**Stored entries:**
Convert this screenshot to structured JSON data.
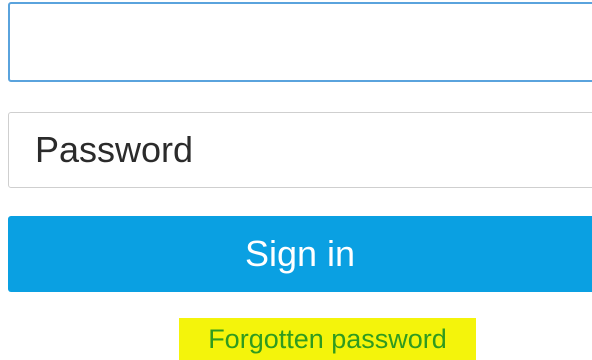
{
  "login": {
    "username": {
      "value": "",
      "placeholder": ""
    },
    "password": {
      "value": "",
      "placeholder": "Password"
    },
    "signin_label": "Sign in",
    "forgot_label": "Forgotten password"
  },
  "colors": {
    "primary_button": "#0aa0e2",
    "focus_border": "#5aa3dd",
    "link": "#2f9b1f",
    "highlight": "#f4f40b"
  }
}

**Your task:**
Find the lines above holding the word "placeholder" and show them.

**Correct result:**
      "placeholder": ""
      "placeholder": "Password"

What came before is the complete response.